Start of Records to process

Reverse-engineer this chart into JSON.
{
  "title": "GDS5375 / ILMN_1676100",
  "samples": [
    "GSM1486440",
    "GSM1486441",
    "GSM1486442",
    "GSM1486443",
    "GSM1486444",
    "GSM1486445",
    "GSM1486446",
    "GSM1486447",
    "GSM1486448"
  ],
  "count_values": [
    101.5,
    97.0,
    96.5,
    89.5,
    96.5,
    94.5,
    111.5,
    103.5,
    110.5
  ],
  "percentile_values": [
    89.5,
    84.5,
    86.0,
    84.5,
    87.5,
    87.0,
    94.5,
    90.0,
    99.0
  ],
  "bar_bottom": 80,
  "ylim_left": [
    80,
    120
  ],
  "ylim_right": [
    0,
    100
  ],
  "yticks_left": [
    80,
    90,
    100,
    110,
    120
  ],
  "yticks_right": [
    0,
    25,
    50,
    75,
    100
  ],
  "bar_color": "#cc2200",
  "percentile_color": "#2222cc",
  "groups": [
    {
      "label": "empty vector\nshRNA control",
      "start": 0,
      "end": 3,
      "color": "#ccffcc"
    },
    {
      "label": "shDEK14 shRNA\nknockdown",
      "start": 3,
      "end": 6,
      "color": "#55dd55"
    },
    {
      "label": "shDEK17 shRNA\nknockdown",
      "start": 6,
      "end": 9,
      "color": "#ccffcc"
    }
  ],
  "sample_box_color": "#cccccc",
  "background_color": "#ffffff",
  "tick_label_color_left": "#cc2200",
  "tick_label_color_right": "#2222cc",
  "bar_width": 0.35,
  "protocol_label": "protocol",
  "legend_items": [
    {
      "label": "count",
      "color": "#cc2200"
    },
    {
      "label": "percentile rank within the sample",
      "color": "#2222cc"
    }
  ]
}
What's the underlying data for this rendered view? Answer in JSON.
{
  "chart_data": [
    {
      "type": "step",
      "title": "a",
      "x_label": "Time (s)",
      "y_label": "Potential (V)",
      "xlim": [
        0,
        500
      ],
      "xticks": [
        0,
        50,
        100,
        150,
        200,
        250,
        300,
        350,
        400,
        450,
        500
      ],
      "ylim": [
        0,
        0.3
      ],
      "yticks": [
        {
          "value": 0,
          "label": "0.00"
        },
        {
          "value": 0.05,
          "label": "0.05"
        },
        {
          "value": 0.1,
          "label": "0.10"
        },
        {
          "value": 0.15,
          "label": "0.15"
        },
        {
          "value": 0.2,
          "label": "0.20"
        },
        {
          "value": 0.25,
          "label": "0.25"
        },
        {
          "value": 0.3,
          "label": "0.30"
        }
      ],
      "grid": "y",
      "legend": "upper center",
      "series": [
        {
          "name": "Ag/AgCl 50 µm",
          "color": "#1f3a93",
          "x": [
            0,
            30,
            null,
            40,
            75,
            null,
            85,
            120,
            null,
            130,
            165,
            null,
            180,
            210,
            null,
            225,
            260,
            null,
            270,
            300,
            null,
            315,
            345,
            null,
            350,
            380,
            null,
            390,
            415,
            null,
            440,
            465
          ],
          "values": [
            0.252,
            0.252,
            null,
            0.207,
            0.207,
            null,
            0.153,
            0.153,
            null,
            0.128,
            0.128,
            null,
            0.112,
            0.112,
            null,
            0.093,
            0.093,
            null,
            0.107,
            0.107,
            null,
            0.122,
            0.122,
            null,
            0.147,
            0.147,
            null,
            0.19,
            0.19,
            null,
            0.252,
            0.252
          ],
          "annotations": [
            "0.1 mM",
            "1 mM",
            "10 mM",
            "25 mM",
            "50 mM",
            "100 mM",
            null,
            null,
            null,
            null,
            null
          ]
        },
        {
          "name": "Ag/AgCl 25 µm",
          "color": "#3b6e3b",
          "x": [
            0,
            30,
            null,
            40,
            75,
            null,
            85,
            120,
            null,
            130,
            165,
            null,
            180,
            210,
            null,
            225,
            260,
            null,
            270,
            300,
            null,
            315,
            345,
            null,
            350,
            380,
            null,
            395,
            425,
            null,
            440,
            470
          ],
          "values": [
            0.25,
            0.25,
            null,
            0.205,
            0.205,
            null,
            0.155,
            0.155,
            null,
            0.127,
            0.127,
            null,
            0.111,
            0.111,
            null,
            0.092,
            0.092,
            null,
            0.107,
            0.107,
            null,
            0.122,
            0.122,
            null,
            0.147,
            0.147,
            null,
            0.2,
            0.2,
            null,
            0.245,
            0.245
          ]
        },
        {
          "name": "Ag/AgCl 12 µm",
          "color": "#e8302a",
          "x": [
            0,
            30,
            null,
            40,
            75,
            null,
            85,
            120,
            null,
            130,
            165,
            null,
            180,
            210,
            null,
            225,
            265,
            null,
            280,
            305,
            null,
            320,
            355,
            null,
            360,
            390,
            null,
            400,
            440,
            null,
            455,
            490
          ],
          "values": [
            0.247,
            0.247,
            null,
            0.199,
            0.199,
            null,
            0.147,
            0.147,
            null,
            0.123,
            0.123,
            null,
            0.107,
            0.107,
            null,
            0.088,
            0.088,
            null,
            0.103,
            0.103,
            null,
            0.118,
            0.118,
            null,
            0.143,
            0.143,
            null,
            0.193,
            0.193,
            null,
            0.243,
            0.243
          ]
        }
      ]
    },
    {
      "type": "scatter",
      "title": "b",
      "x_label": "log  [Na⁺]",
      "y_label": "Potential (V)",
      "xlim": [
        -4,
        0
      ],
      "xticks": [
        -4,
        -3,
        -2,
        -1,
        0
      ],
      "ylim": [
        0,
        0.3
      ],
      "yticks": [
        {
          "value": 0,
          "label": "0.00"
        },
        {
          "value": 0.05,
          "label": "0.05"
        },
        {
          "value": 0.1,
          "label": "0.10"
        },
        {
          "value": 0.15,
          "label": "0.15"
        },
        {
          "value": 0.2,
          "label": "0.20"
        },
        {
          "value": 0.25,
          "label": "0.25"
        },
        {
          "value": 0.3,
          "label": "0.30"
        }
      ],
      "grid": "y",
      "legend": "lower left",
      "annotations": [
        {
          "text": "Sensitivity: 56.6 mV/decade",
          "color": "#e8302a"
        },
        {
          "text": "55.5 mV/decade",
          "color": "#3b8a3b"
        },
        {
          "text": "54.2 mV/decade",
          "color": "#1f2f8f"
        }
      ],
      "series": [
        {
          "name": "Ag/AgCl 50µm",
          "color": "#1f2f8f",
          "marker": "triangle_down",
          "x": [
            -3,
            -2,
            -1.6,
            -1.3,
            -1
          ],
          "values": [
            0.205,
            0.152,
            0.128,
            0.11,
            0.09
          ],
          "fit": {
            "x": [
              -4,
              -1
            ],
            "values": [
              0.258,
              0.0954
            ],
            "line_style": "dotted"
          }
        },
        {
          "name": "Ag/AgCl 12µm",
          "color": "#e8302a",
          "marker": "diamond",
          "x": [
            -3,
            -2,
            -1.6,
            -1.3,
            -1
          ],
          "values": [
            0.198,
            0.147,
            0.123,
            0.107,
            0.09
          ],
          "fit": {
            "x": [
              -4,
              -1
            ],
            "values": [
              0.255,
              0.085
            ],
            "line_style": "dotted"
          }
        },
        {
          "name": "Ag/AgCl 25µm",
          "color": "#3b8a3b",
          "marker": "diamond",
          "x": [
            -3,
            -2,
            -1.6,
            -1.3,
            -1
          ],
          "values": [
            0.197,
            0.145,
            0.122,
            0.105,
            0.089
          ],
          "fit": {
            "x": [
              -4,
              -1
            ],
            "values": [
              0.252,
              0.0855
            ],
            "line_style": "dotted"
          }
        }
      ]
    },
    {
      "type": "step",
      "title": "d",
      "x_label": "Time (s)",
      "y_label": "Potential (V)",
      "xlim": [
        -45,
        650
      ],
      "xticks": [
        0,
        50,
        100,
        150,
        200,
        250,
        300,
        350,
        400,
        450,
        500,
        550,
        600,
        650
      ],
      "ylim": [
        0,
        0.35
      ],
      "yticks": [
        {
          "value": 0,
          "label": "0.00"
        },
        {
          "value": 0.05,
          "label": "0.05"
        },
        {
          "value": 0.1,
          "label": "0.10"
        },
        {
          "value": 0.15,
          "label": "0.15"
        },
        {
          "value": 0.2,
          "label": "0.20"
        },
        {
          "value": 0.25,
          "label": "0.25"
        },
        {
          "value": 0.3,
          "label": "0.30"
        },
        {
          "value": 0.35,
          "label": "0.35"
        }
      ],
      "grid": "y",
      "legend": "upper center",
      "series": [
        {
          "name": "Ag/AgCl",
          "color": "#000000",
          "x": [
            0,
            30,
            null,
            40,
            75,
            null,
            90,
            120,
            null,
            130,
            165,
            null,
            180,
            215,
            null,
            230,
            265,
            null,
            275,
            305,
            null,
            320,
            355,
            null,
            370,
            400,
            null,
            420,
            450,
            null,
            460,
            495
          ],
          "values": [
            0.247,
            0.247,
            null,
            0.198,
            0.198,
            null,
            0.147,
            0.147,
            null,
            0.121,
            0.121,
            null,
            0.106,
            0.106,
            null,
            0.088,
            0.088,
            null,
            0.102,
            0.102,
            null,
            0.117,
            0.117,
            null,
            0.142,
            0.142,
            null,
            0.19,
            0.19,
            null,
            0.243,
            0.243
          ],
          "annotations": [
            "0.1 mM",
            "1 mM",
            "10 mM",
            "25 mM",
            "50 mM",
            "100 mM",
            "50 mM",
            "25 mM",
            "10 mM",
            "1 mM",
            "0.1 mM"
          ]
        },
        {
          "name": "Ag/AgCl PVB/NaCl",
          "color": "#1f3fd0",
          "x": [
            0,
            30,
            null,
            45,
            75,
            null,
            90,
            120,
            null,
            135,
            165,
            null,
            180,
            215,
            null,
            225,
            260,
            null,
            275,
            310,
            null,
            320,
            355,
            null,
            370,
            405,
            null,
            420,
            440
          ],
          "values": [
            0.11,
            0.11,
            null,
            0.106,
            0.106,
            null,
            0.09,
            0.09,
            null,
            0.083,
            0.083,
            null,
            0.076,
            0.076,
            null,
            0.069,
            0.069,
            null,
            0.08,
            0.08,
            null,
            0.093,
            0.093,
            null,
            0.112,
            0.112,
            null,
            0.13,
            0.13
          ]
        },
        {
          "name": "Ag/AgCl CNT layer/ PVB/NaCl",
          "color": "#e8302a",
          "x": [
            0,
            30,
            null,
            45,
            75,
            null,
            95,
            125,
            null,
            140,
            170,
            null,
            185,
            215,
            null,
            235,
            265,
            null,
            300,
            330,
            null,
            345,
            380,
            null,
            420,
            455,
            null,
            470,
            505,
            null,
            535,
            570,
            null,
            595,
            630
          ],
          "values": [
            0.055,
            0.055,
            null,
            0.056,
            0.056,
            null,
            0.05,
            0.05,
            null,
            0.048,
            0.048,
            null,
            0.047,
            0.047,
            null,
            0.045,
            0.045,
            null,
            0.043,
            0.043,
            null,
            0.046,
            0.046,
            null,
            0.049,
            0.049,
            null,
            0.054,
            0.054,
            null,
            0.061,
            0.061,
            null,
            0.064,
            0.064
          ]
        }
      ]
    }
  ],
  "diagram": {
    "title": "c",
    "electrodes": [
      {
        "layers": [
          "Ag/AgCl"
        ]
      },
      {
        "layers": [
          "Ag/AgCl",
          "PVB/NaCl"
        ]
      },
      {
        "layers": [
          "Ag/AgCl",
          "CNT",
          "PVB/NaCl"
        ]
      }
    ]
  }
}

End of Records to process

Your goal
Copy out all lines from the material above that contain the string "AgCl".

Response to this exercise
          "name": "Ag/AgCl 50 µm",
          "name": "Ag/AgCl 25 µm",
          "name": "Ag/AgCl 12 µm",
          "name": "Ag/AgCl 50µm",
          "name": "Ag/AgCl 12µm",
          "name": "Ag/AgCl 25µm",
          "name": "Ag/AgCl",
          "name": "Ag/AgCl PVB/NaCl",
          "name": "Ag/AgCl CNT layer/ PVB/NaCl",
          "Ag/AgCl"
          "Ag/AgCl",
          "Ag/AgCl",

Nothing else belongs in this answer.